>>>

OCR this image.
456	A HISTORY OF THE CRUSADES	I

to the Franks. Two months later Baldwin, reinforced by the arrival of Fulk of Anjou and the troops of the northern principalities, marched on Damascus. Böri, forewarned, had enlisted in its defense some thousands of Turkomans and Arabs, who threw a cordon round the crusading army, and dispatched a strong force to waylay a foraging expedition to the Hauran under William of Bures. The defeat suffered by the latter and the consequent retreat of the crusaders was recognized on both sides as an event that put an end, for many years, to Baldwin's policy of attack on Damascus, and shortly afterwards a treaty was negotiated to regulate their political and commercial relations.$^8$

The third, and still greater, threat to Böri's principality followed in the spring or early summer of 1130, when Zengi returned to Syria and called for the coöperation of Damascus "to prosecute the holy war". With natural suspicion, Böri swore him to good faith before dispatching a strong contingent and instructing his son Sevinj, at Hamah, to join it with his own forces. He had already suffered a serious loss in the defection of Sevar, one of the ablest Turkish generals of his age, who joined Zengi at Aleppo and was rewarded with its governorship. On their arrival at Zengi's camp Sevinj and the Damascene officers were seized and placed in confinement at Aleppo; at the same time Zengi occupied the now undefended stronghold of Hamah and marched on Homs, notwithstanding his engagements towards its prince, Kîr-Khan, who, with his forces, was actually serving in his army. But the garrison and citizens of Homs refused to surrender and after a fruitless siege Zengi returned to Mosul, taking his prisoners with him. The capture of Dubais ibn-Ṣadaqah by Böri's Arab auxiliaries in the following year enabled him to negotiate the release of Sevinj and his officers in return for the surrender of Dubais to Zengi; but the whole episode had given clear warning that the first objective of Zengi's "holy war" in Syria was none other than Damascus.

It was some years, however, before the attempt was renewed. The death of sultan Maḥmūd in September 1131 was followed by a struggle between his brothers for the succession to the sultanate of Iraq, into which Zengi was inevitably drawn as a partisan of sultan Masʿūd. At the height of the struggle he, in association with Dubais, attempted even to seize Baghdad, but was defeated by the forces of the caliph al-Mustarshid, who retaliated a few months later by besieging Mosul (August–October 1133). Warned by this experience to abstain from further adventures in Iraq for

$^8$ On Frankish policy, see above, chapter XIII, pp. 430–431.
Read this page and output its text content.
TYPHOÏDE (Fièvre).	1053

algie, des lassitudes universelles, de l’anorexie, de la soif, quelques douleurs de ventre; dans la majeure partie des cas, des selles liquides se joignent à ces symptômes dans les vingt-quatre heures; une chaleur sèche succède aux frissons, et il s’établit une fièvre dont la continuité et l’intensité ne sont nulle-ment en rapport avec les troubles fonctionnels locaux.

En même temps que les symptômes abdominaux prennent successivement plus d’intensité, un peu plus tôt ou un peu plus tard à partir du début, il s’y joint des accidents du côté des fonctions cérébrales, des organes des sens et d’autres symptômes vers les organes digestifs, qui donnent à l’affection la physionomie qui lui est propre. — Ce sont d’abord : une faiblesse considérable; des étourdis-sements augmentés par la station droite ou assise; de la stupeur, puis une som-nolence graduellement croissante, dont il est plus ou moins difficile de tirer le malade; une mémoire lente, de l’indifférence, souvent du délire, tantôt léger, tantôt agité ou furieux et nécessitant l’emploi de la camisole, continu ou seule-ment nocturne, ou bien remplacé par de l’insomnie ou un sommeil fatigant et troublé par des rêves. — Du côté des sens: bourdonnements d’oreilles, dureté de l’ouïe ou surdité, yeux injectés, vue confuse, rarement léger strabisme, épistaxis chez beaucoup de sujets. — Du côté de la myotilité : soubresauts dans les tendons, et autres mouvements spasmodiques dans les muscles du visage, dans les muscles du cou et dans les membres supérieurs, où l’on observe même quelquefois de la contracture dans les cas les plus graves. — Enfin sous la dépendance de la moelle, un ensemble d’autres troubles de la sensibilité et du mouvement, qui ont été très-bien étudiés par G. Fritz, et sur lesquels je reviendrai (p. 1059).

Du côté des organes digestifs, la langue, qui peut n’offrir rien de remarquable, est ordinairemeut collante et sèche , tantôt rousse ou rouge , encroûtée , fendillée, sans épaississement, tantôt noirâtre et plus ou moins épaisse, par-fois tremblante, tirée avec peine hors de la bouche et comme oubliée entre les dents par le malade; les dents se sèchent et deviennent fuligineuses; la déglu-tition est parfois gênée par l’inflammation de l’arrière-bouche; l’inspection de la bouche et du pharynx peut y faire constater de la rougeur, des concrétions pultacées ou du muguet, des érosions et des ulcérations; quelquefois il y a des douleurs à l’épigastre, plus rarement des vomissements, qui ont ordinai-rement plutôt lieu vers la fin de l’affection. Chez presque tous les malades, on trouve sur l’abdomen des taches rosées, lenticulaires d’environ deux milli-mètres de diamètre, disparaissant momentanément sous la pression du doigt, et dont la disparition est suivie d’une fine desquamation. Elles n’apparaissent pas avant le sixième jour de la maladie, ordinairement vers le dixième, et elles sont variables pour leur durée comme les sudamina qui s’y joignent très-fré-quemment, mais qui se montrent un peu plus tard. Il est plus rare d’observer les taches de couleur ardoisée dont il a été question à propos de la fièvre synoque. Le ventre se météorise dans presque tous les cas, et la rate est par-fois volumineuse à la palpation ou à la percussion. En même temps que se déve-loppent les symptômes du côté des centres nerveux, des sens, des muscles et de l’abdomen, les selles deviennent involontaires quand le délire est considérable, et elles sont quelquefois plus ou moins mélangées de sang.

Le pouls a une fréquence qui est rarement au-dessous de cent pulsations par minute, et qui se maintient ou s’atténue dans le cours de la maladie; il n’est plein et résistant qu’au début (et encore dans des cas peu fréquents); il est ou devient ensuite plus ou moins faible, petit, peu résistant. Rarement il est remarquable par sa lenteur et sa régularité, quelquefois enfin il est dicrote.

<<<

§ Problem
Set down every record above exactly as given.

§ Reply to the exercise
OCR this image.
456	A HISTORY OF THE CRUSADES	I

to the Franks. Two months later Baldwin, reinforced by the arrival of Fulk of Anjou and the troops of the northern principalities, marched on Damascus. Böri, forewarned, had enlisted in its defense some thousands of Turkomans and Arabs, who threw a cordon round the crusading army, and dispatched a strong force to waylay a foraging expedition to the Hauran under William of Bures. The defeat suffered by the latter and the consequent retreat of the crusaders was recognized on both sides as an event that put an end, for many years, to Baldwin's policy of attack on Damascus, and shortly afterwards a treaty was negotiated to regulate their political and commercial relations.$^8$

The third, and still greater, threat to Böri's principality followed in the spring or early summer of 1130, when Zengi returned to Syria and called for the coöperation of Damascus "to prosecute the holy war". With natural suspicion, Böri swore him to good faith before dispatching a strong contingent and instructing his son Sevinj, at Hamah, to join it with his own forces. He had already suffered a serious loss in the defection of Sevar, one of the ablest Turkish generals of his age, who joined Zengi at Aleppo and was rewarded with its governorship. On their arrival at Zengi's camp Sevinj and the Damascene officers were seized and placed in confinement at Aleppo; at the same time Zengi occupied the now undefended stronghold of Hamah and marched on Homs, notwithstanding his engagements towards its prince, Kîr-Khan, who, with his forces, was actually serving in his army. But the garrison and citizens of Homs refused to surrender and after a fruitless siege Zengi returned to Mosul, taking his prisoners with him. The capture of Dubais ibn-Ṣadaqah by Böri's Arab auxiliaries in the following year enabled him to negotiate the release of Sevinj and his officers in return for the surrender of Dubais to Zengi; but the whole episode had given clear warning that the first objective of Zengi's "holy war" in Syria was none other than Damascus.

It was some years, however, before the attempt was renewed. The death of sultan Maḥmūd in September 1131 was followed by a struggle between his brothers for the succession to the sultanate of Iraq, into which Zengi was inevitably drawn as a partisan of sultan Masʿūd. At the height of the struggle he, in association with Dubais, attempted even to seize Baghdad, but was defeated by the forces of the caliph al-Mustarshid, who retaliated a few months later by besieging Mosul (August–October 1133). Warned by this experience to abstain from further adventures in Iraq for

$^8$ On Frankish policy, see above, chapter XIII, pp. 430–431.
Read this page and output its text content.
TYPHOÏDE (Fièvre).	1053

algie, des lassitudes universelles, de l’anorexie, de la soif, quelques douleurs de ventre; dans la majeure partie des cas, des selles liquides se joignent à ces symptômes dans les vingt-quatre heures; une chaleur sèche succède aux frissons, et il s’établit une fièvre dont la continuité et l’intensité ne sont nulle-ment en rapport avec les troubles fonctionnels locaux.

En même temps que les symptômes abdominaux prennent successivement plus d’intensité, un peu plus tôt ou un peu plus tard à partir du début, il s’y joint des accidents du côté des fonctions cérébrales, des organes des sens et d’autres symptômes vers les organes digestifs, qui donnent à l’affection la physionomie qui lui est propre. — Ce sont d’abord : une faiblesse considérable; des étourdis-sements augmentés par la station droite ou assise; de la stupeur, puis une som-nolence graduellement croissante, dont il est plus ou moins difficile de tirer le malade; une mémoire lente, de l’indifférence, souvent du délire, tantôt léger, tantôt agité ou furieux et nécessitant l’emploi de la camisole, continu ou seule-ment nocturne, ou bien remplacé par de l’insomnie ou un sommeil fatigant et troublé par des rêves. — Du côté des sens: bourdonnements d’oreilles, dureté de l’ouïe ou surdité, yeux injectés, vue confuse, rarement léger strabisme, épistaxis chez beaucoup de sujets. — Du côté de la myotilité : soubresauts dans les tendons, et autres mouvements spasmodiques dans les muscles du visage, dans les muscles du cou et dans les membres supérieurs, où l’on observe même quelquefois de la contracture dans les cas les plus graves. — Enfin sous la dépendance de la moelle, un ensemble d’autres troubles de la sensibilité et du mouvement, qui ont été très-bien étudiés par G. Fritz, et sur lesquels je reviendrai (p. 1059).

Du côté des organes digestifs, la langue, qui peut n’offrir rien de remarquable, est ordinairemeut collante et sèche , tantôt rousse ou rouge , encroûtée , fendillée, sans épaississement, tantôt noirâtre et plus ou moins épaisse, par-fois tremblante, tirée avec peine hors de la bouche et comme oubliée entre les dents par le malade; les dents se sèchent et deviennent fuligineuses; la déglu-tition est parfois gênée par l’inflammation de l’arrière-bouche; l’inspection de la bouche et du pharynx peut y faire constater de la rougeur, des concrétions pultacées ou du muguet, des érosions et des ulcérations; quelquefois il y a des douleurs à l’épigastre, plus rarement des vomissements, qui ont ordinai-rement plutôt lieu vers la fin de l’affection. Chez presque tous les malades, on trouve sur l’abdomen des taches rosées, lenticulaires d’environ deux milli-mètres de diamètre, disparaissant momentanément sous la pression du doigt, et dont la disparition est suivie d’une fine desquamation. Elles n’apparaissent pas avant le sixième jour de la maladie, ordinairement vers le dixième, et elles sont variables pour leur durée comme les sudamina qui s’y joignent très-fré-quemment, mais qui se montrent un peu plus tard. Il est plus rare d’observer les taches de couleur ardoisée dont il a été question à propos de la fièvre synoque. Le ventre se météorise dans presque tous les cas, et la rate est par-fois volumineuse à la palpation ou à la percussion. En même temps que se déve-loppent les symptômes du côté des centres nerveux, des sens, des muscles et de l’abdomen, les selles deviennent involontaires quand le délire est considérable, et elles sont quelquefois plus ou moins mélangées de sang.

Le pouls a une fréquence qui est rarement au-dessous de cent pulsations par minute, et qui se maintient ou s’atténue dans le cours de la maladie; il n’est plein et résistant qu’au début (et encore dans des cas peu fréquents); il est ou devient ensuite plus ou moins faible, petit, peu résistant. Rarement il est remarquable par sa lenteur et sa régularité, quelquefois enfin il est dicrote.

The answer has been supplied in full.